Source data >>
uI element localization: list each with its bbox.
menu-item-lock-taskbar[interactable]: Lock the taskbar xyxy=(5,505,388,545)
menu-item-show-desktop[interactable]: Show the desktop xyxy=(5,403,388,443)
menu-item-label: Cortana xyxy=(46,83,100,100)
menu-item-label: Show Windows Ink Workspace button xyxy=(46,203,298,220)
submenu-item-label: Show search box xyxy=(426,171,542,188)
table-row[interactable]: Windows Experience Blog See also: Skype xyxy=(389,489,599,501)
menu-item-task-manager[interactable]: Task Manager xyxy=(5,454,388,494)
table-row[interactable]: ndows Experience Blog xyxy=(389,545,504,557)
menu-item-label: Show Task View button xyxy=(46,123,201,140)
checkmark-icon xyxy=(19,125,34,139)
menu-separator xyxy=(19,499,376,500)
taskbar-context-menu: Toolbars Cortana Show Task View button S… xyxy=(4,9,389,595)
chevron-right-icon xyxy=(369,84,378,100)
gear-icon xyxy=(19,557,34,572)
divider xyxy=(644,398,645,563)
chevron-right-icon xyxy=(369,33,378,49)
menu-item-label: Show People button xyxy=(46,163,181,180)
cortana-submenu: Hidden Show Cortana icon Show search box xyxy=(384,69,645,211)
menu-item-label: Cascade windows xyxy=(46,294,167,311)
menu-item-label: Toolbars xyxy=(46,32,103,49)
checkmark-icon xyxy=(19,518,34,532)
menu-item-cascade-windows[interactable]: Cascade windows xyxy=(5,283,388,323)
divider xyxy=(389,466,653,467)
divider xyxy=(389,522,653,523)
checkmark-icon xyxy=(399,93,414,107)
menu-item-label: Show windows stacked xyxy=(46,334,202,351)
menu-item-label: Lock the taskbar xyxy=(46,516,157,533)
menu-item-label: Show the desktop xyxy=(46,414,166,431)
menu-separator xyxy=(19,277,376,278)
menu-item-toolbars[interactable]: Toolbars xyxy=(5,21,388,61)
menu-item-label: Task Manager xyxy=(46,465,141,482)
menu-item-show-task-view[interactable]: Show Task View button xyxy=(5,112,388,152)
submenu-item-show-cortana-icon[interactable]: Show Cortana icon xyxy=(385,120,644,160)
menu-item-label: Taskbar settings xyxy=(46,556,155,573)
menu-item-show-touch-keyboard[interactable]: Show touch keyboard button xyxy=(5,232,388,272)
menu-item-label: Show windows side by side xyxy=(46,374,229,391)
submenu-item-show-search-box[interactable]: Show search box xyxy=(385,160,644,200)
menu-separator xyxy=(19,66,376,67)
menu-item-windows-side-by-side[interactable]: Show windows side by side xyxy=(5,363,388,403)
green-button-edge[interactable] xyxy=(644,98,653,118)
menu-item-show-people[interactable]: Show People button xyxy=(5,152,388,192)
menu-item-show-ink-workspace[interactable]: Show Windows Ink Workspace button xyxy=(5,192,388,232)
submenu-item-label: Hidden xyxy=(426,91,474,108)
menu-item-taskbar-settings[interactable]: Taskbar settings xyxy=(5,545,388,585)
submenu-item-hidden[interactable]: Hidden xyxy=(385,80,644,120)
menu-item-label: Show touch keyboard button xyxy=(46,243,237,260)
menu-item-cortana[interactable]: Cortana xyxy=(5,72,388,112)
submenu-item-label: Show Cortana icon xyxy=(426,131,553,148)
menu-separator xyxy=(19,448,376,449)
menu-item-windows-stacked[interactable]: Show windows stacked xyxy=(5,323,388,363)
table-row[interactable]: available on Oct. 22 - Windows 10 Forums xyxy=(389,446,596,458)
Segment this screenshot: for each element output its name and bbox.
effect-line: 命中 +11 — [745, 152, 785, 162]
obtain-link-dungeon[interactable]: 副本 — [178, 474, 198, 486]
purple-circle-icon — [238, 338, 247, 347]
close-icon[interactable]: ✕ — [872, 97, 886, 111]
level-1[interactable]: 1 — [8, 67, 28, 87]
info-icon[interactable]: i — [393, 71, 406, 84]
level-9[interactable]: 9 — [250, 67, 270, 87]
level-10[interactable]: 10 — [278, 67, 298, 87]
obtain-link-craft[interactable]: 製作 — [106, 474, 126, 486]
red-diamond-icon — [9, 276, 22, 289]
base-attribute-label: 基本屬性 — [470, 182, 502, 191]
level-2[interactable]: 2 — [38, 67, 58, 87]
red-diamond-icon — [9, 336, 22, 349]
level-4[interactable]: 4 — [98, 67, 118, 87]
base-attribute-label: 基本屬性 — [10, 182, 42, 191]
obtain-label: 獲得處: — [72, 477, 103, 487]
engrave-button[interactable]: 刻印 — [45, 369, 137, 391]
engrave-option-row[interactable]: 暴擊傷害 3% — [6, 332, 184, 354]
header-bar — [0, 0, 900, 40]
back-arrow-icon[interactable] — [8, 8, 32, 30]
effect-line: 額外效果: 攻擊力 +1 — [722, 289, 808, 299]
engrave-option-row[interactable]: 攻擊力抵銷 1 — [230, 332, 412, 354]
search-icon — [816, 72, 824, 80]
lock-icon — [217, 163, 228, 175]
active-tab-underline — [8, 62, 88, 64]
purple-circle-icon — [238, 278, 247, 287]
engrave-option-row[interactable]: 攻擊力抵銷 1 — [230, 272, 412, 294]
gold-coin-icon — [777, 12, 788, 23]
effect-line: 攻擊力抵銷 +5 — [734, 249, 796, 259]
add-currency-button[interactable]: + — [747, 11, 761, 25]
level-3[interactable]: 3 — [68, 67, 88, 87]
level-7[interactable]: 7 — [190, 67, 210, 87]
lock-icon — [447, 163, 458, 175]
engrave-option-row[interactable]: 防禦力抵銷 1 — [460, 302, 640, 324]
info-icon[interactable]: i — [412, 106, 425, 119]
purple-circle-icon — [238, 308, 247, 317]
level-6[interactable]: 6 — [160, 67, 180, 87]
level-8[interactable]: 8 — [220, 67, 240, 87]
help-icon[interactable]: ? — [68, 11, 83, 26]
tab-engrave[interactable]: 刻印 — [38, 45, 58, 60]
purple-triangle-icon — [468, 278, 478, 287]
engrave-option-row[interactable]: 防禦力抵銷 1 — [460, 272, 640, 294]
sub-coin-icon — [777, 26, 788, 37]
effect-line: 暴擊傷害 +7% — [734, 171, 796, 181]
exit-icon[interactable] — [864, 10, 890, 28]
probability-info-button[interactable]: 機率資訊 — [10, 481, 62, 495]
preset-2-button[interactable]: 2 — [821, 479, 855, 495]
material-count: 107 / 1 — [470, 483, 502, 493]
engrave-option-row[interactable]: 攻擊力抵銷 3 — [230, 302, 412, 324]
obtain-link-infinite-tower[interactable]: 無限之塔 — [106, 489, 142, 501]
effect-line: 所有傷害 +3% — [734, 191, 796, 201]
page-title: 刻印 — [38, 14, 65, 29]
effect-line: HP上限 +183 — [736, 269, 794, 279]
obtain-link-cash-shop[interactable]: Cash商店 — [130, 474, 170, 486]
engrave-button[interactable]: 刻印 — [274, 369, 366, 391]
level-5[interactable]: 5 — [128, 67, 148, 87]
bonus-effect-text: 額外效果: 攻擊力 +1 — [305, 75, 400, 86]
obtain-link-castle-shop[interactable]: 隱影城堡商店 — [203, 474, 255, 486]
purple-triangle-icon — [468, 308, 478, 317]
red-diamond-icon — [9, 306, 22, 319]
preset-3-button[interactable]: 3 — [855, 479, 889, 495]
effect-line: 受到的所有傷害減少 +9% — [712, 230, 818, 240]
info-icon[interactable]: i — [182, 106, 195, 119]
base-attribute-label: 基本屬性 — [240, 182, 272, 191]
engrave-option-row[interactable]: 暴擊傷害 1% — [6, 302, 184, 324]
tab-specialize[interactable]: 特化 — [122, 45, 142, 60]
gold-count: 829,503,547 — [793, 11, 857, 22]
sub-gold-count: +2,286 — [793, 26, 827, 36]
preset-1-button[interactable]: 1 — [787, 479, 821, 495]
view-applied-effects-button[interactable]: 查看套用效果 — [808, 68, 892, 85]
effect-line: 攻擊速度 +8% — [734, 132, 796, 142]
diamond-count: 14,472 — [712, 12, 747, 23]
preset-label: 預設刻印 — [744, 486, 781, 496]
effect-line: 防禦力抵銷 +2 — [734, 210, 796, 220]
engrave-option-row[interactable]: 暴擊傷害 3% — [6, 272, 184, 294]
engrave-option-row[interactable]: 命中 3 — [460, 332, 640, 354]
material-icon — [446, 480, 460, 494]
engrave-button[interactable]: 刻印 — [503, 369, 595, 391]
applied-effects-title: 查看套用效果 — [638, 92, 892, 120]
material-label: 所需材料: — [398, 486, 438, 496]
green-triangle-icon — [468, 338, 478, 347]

Goal >> Reproduce verbatim the lines above from the very first one through the line containing "menu-item-label: Show Windows Ink", including both ends.

Result of the exercise >>
uI element localization: list each with its bbox.
menu-item-lock-taskbar[interactable]: Lock the taskbar xyxy=(5,505,388,545)
menu-item-show-desktop[interactable]: Show the desktop xyxy=(5,403,388,443)
menu-item-label: Cortana xyxy=(46,83,100,100)
menu-item-label: Show Windows Ink Workspace button xyxy=(46,203,298,220)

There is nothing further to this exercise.